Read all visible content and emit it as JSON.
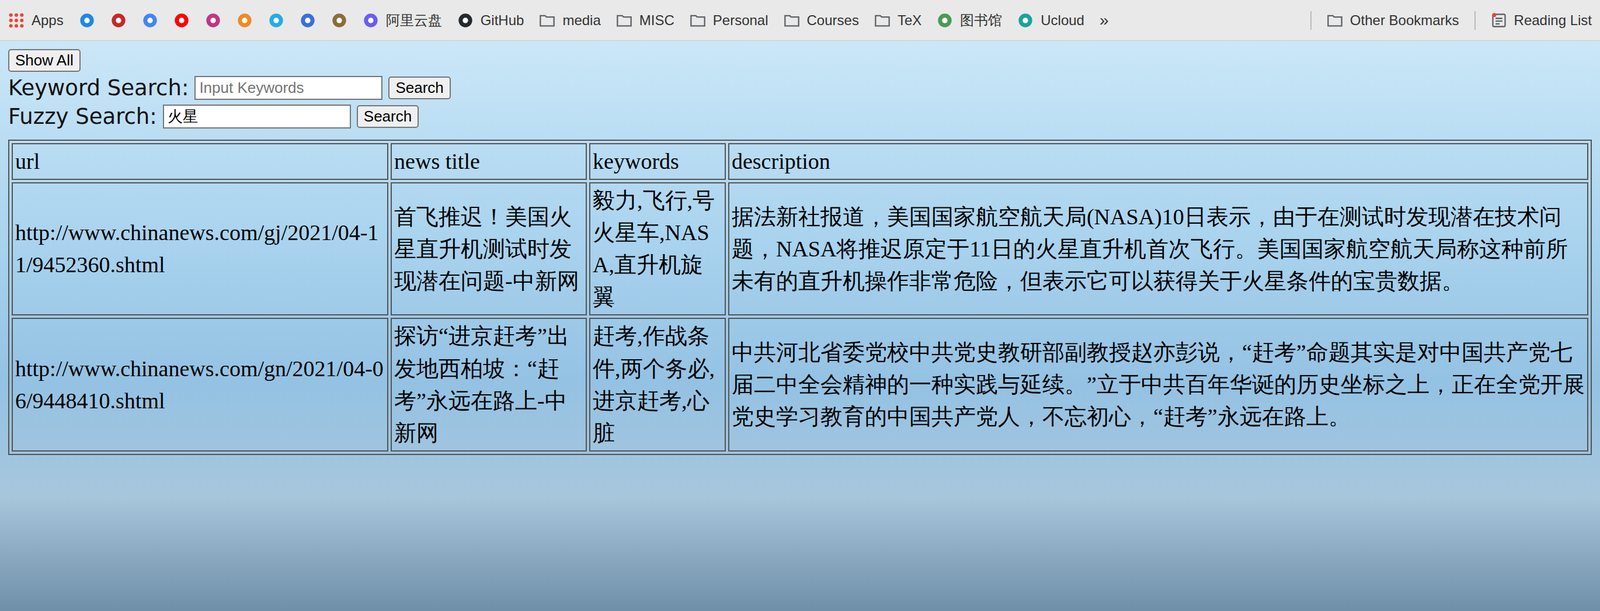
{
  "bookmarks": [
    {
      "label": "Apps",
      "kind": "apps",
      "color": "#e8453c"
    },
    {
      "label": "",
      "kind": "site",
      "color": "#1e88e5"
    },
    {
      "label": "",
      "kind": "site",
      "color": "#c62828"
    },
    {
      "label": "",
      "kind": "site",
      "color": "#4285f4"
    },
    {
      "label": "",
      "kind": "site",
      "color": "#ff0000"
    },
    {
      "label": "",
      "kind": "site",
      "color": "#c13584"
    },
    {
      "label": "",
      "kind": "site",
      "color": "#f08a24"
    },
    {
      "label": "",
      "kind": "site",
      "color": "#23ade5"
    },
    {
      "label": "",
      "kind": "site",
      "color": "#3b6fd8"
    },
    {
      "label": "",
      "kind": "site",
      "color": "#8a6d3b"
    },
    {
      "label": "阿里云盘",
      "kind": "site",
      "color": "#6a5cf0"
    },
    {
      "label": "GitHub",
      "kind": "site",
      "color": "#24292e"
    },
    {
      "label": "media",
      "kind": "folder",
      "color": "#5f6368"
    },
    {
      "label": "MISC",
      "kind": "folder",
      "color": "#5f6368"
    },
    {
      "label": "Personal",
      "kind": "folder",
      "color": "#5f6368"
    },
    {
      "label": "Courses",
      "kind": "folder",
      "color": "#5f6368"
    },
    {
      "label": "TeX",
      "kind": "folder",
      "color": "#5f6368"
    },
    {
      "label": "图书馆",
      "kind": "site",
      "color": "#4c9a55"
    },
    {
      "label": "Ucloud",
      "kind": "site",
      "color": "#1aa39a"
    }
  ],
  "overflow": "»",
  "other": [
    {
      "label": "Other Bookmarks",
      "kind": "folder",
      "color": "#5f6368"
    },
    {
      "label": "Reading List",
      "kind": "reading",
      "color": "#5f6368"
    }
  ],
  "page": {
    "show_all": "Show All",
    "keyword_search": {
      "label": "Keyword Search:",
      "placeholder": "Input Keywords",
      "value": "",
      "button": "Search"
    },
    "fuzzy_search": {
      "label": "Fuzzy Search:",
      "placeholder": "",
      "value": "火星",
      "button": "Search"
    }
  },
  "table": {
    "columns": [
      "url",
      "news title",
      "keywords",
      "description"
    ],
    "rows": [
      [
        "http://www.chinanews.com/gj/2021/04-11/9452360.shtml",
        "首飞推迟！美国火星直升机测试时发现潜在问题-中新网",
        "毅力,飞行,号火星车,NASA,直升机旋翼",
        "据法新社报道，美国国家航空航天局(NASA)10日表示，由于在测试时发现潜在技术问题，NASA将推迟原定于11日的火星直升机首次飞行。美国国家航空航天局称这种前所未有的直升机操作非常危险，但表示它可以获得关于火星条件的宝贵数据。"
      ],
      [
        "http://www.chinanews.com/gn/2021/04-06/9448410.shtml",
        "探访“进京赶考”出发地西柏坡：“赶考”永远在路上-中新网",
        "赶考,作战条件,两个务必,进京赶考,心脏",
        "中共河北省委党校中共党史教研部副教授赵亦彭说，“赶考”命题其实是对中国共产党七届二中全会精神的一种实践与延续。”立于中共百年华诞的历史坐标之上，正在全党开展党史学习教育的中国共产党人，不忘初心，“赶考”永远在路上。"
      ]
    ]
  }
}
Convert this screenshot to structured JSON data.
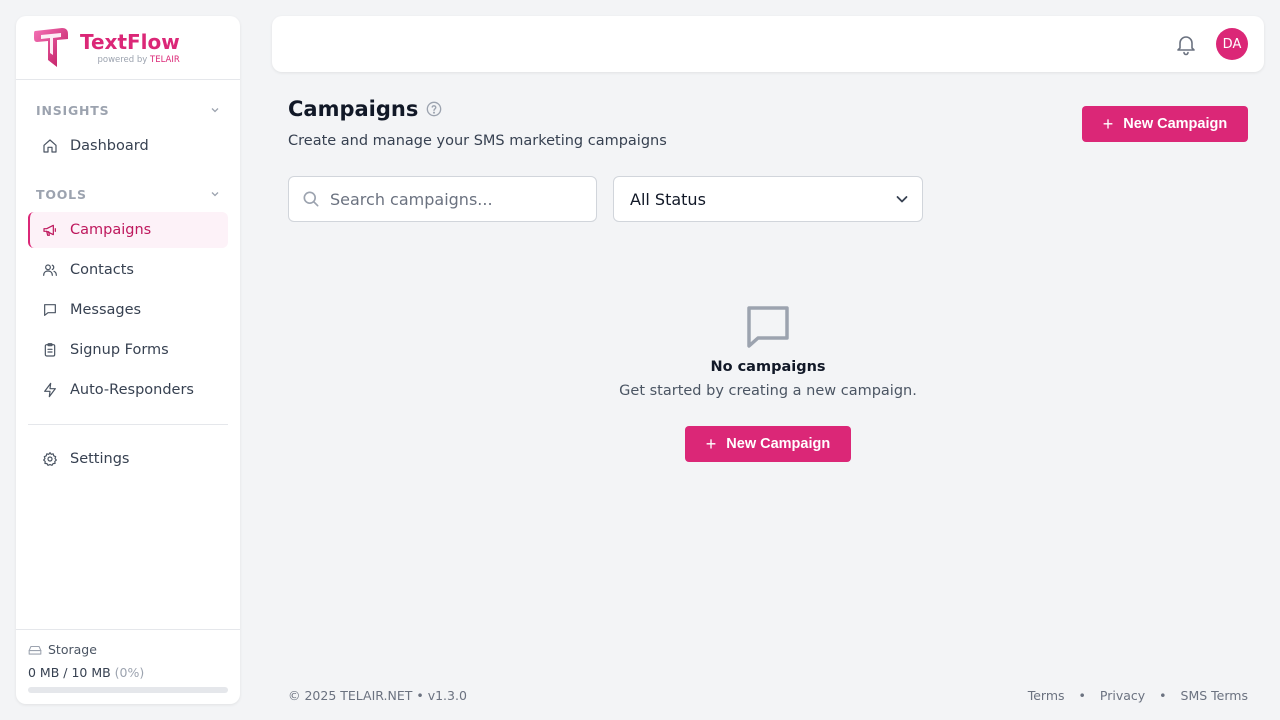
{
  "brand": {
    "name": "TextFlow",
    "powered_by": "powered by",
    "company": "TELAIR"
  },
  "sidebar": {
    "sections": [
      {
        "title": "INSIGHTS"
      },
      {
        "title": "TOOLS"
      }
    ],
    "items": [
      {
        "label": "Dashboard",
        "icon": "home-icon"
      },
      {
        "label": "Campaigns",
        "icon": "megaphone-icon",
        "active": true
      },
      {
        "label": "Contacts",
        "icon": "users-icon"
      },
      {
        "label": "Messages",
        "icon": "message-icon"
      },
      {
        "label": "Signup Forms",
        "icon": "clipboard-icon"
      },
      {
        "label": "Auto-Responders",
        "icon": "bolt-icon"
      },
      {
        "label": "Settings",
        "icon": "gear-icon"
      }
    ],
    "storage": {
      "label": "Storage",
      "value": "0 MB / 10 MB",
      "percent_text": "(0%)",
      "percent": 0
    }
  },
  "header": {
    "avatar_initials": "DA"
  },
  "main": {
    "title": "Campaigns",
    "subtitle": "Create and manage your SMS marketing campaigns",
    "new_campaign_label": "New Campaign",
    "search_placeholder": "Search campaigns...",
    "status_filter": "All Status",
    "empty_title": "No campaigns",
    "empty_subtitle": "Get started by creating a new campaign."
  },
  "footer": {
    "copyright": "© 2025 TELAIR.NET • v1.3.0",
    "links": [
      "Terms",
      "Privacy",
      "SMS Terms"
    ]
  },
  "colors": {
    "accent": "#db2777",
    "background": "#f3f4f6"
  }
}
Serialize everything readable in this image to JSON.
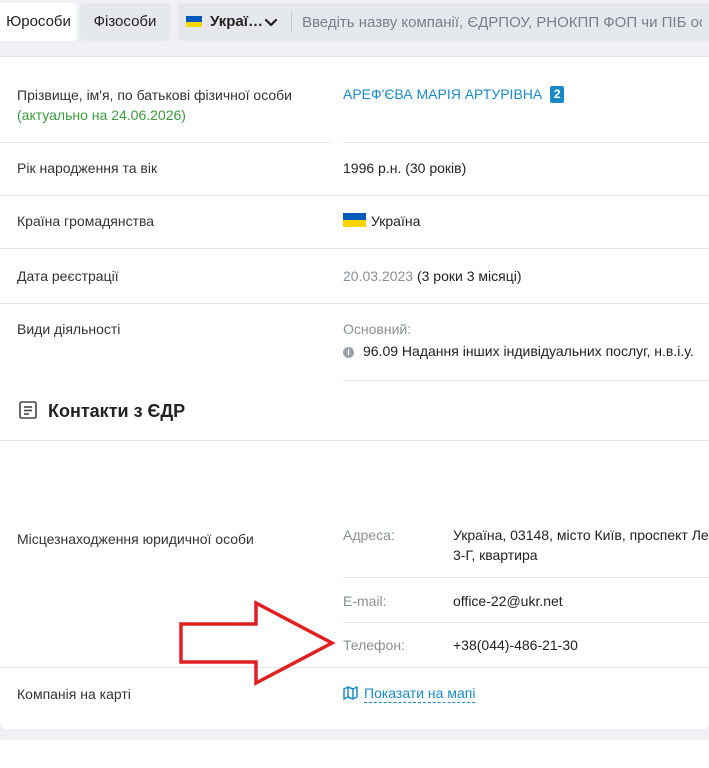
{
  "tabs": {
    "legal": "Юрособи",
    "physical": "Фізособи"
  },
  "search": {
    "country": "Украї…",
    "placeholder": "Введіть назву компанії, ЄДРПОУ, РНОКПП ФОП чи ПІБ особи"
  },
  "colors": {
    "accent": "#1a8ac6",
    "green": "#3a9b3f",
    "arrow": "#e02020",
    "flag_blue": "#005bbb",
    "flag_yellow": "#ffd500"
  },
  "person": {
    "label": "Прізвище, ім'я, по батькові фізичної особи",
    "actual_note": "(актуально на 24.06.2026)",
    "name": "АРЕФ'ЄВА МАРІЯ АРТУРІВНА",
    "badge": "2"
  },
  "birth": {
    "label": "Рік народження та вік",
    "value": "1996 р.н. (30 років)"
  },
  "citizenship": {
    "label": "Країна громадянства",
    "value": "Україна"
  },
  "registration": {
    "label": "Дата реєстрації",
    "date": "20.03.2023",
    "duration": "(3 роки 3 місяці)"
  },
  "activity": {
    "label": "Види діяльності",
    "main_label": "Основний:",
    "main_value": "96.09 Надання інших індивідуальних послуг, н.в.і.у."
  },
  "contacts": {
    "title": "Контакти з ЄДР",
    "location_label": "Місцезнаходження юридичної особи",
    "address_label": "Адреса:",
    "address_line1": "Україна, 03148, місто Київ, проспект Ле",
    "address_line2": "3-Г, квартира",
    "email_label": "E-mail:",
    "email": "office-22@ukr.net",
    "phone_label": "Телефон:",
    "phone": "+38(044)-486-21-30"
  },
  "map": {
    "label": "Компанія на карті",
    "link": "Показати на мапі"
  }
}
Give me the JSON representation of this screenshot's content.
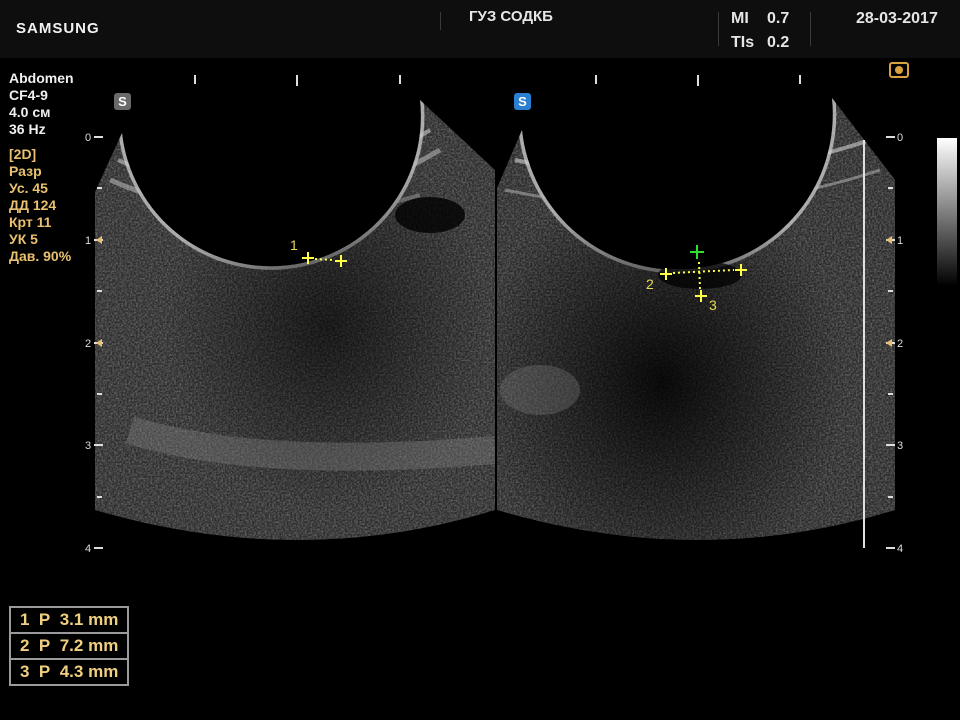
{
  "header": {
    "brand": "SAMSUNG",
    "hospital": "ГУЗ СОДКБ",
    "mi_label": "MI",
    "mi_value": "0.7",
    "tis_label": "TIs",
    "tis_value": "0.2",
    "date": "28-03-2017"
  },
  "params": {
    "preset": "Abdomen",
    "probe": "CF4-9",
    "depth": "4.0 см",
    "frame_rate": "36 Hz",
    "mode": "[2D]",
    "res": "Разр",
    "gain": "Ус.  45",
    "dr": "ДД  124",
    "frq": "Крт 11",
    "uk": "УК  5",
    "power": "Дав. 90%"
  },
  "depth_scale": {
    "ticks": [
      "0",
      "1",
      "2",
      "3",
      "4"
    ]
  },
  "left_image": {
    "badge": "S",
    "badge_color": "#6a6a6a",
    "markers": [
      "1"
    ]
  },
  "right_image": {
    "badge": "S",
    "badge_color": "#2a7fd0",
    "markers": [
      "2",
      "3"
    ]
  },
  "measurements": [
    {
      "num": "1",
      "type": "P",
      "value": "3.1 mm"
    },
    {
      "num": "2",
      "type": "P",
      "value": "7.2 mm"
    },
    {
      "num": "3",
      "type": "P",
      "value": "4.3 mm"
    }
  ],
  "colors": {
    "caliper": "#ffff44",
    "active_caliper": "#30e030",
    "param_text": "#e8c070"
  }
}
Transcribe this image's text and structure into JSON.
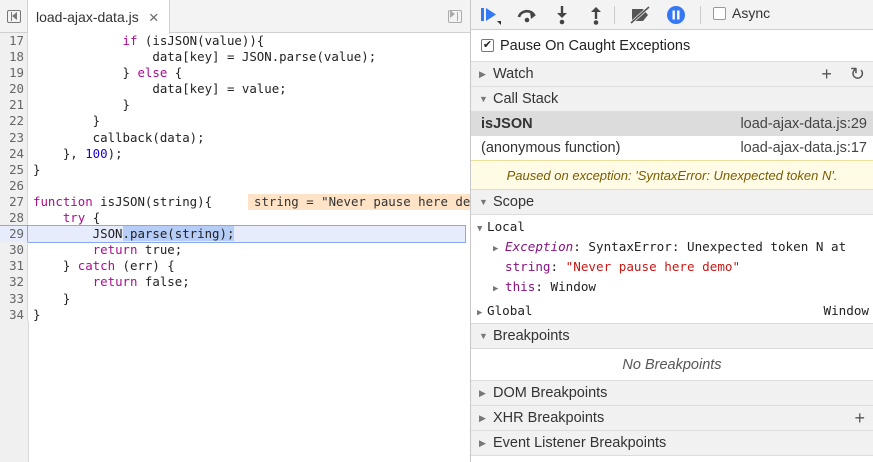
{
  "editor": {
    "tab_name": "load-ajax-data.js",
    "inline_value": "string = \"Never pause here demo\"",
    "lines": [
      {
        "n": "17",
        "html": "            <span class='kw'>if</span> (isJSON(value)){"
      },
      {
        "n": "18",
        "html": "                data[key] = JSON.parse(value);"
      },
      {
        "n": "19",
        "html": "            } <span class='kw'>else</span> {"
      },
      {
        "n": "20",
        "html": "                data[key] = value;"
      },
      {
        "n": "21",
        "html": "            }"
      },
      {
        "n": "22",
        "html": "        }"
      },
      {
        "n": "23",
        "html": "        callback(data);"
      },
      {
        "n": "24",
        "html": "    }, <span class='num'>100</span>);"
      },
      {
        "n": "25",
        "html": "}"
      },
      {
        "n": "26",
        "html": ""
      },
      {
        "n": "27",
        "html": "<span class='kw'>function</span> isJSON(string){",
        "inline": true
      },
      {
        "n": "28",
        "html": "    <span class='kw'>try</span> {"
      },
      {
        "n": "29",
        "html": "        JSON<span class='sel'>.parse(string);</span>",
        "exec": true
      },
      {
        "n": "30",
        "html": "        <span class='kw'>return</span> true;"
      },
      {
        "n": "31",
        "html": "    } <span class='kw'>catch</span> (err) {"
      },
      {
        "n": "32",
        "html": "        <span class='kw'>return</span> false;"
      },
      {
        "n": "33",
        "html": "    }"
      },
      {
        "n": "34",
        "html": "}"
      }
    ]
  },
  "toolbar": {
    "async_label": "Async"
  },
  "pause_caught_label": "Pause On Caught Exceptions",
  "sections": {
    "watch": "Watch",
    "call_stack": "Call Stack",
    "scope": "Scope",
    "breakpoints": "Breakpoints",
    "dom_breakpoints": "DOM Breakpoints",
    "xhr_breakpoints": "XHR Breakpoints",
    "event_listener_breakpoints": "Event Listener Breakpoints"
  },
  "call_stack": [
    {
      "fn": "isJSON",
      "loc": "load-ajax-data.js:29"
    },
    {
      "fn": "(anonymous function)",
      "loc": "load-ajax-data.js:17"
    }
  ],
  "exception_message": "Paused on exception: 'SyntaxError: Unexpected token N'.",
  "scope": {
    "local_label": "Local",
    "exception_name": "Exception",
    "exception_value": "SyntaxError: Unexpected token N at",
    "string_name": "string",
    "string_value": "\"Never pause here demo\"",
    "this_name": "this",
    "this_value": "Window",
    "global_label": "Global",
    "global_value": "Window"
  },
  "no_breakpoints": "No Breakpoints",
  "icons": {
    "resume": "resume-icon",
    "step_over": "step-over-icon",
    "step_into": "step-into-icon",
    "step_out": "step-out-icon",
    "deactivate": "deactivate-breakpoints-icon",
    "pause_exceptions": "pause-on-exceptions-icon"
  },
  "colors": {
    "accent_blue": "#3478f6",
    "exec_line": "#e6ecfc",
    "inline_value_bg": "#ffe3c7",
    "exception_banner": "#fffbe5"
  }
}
◇ ◇ ◇ ◇
**Your task:** Where a line contains the string "parse", extract that line.

**Result below:**
        "html": "                data[key] = JSON.parse(value);"
        "html": "        JSON<span class='sel'>.parse(string);</span>",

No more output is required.